## [Texto de lectura]

· · · · ·

A mediados de enero de 1817, el Ejército de los Andes comenzó el cruce de la cordillera por seis pasos diferentes. Dos columnas principales atravesaron por los pasos de Uspallata, al mando de Gregorio de Las Heras, y de Los Patos, bajo las órdenes de San Martin y del militar Bernardo de O’Higgins. Por los otros pasos –dos al norte y dos al sur de los principales- marcharon pequeños grupos de cien y doscientos hombres. A principios de febrero, las tropas llegaron a tierra chilena. Con el fin de confundir a los españoles de Chile, San Martin preparó un sistema de espionaje, al que denominó “guerra de zapa”.
Cuando faltaba poco para el cruce, dio información falsa sobre la cantidad de soldados y las rutas que seguirían a los pehuenches, los indígenas que controlaban los pasos al sur de los Andes. Tal como esperaba, estos vendieron esta información a los españoles. También envió al ingeniero Álvarez Condarco a Santiago de Chile para que averiguara datos sobre las fuerzas enemigas y reconociera los pasos cordilleranos.

· · · · ·

## [Datos mostrados]
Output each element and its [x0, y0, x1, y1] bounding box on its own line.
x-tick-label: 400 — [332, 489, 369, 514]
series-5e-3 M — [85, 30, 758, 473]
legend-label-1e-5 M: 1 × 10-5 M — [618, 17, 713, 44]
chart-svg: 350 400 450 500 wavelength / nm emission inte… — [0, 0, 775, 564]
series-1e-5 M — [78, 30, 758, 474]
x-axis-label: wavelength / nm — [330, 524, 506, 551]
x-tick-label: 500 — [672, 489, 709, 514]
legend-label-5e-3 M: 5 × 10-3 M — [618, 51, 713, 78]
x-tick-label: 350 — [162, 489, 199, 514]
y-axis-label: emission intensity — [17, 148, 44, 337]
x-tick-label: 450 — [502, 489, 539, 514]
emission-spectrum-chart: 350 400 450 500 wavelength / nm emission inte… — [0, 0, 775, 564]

· · · · ·

## [Instrucciones de trabajo]
A) Según el texto sobre el cruce de los Andes, ¿qué nombre le dio San Martín a su sistema de espionaje?
B) Reproduce las líneas de los registros desde el comienzo hasta la línea que contiene "x-tick-label: 450 — [502, 489, 539, 514]", ambas incluidas.

## [Resultados]
A) Lo llamó "guerra de zapa".

B)
Output each element and its [x0, y0, x1, y1] bounding box on its own line.
x-tick-label: 400 — [332, 489, 369, 514]
series-5e-3 M — [85, 30, 758, 473]
legend-label-1e-5 M: 1 × 10-5 M — [618, 17, 713, 44]
chart-svg: 350 400 450 500 wavelength / nm emission inte… — [0, 0, 775, 564]
series-1e-5 M — [78, 30, 758, 474]
x-axis-label: wavelength / nm — [330, 524, 506, 551]
x-tick-label: 500 — [672, 489, 709, 514]
legend-label-5e-3 M: 5 × 10-3 M — [618, 51, 713, 78]
x-tick-label: 350 — [162, 489, 199, 514]
y-axis-label: emission intensity — [17, 148, 44, 337]
x-tick-label: 450 — [502, 489, 539, 514]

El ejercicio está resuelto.